» WHAT YOU WILL DO
Return the whole listing, line for line, without the pictures in it.

Dataset records on visual material:
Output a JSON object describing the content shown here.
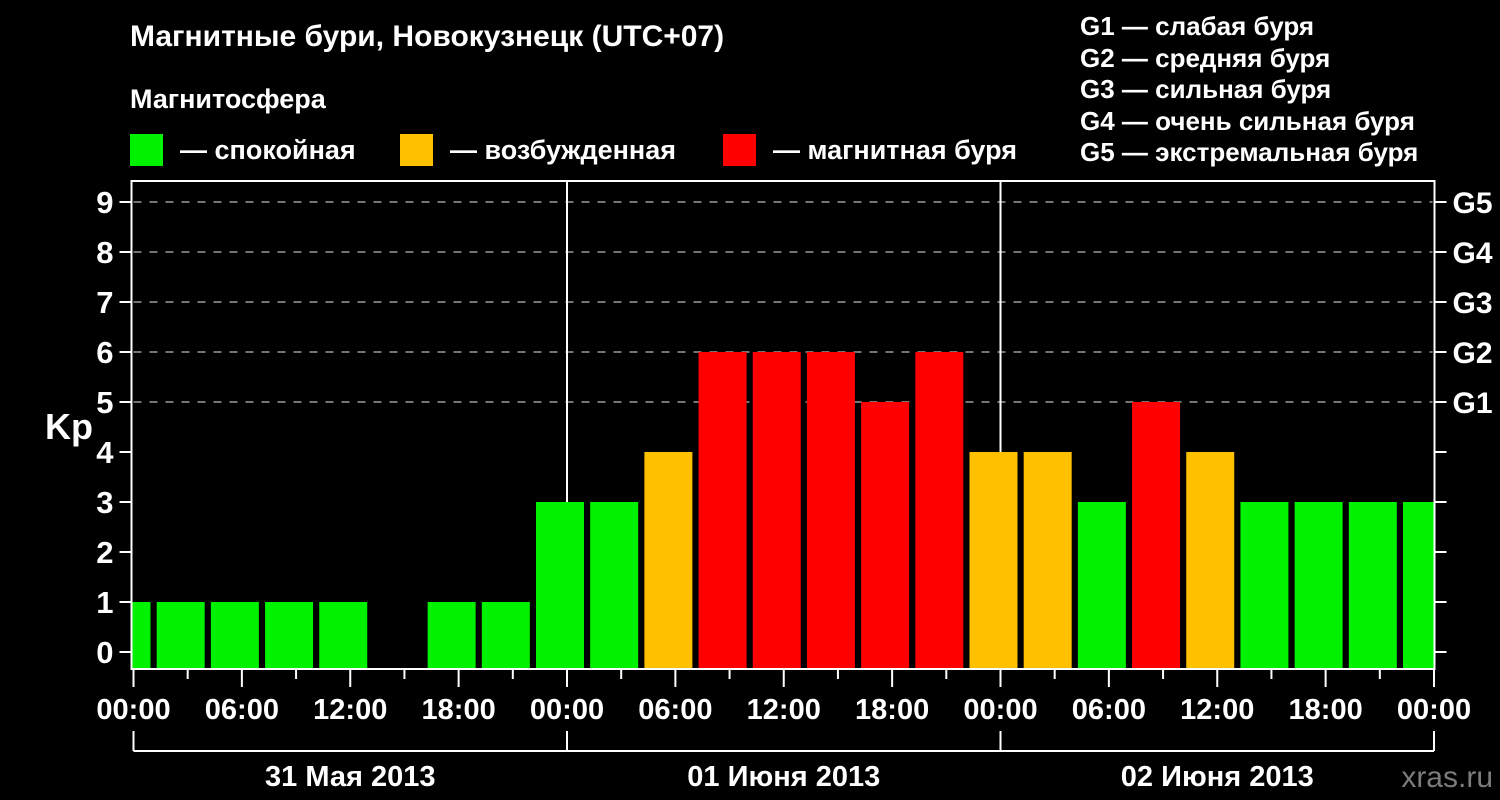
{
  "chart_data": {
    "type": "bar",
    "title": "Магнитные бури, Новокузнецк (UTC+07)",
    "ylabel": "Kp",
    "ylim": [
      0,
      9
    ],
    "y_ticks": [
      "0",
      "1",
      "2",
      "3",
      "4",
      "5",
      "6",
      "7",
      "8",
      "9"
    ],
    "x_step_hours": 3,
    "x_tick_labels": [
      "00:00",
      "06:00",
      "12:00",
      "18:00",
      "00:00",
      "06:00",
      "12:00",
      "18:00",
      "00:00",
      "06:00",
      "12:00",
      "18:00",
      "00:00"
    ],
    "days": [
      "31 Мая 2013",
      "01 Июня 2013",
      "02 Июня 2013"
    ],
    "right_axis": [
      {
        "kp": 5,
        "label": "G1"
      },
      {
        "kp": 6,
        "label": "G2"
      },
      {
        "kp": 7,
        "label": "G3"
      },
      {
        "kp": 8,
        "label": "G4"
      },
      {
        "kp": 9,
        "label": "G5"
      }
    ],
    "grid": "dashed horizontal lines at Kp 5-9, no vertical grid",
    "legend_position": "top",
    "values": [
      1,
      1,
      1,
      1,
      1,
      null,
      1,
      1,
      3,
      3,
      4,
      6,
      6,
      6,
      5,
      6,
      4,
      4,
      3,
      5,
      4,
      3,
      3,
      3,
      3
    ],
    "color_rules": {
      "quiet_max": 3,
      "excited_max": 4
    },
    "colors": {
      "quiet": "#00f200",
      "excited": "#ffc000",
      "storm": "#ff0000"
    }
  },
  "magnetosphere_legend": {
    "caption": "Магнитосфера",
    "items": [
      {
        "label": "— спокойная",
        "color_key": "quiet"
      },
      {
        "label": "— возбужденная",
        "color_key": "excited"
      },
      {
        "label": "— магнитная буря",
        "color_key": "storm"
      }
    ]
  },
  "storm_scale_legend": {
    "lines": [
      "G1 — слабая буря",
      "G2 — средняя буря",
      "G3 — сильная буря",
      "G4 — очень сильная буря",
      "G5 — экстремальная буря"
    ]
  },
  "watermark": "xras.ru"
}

» OUTPUT OF THE TASK
Output a JSON object describing the content shown here.
{
  "chart_data": {
    "type": "bar",
    "title": "Магнитные бури, Новокузнецк (UTC+07)",
    "ylabel": "Kp",
    "ylim": [
      0,
      9
    ],
    "y_ticks": [
      "0",
      "1",
      "2",
      "3",
      "4",
      "5",
      "6",
      "7",
      "8",
      "9"
    ],
    "x_step_hours": 3,
    "x_tick_labels": [
      "00:00",
      "06:00",
      "12:00",
      "18:00",
      "00:00",
      "06:00",
      "12:00",
      "18:00",
      "00:00",
      "06:00",
      "12:00",
      "18:00",
      "00:00"
    ],
    "days": [
      "31 Мая 2013",
      "01 Июня 2013",
      "02 Июня 2013"
    ],
    "right_axis": [
      {
        "kp": 5,
        "label": "G1"
      },
      {
        "kp": 6,
        "label": "G2"
      },
      {
        "kp": 7,
        "label": "G3"
      },
      {
        "kp": 8,
        "label": "G4"
      },
      {
        "kp": 9,
        "label": "G5"
      }
    ],
    "grid": "dashed horizontal lines at Kp 5-9, no vertical grid",
    "legend_position": "top",
    "values": [
      1,
      1,
      1,
      1,
      1,
      null,
      1,
      1,
      3,
      3,
      4,
      6,
      6,
      6,
      5,
      6,
      4,
      4,
      3,
      5,
      4,
      3,
      3,
      3,
      3
    ],
    "color_rules": {
      "quiet_max": 3,
      "excited_max": 4
    },
    "colors": {
      "quiet": "#00f200",
      "excited": "#ffc000",
      "storm": "#ff0000"
    }
  },
  "magnetosphere_legend": {
    "caption": "Магнитосфера",
    "items": [
      {
        "label": "— спокойная",
        "color_key": "quiet"
      },
      {
        "label": "— возбужденная",
        "color_key": "excited"
      },
      {
        "label": "— магнитная буря",
        "color_key": "storm"
      }
    ]
  },
  "storm_scale_legend": {
    "lines": [
      "G1 — слабая буря",
      "G2 — средняя буря",
      "G3 — сильная буря",
      "G4 — очень сильная буря",
      "G5 — экстремальная буря"
    ]
  },
  "watermark": "xras.ru"
}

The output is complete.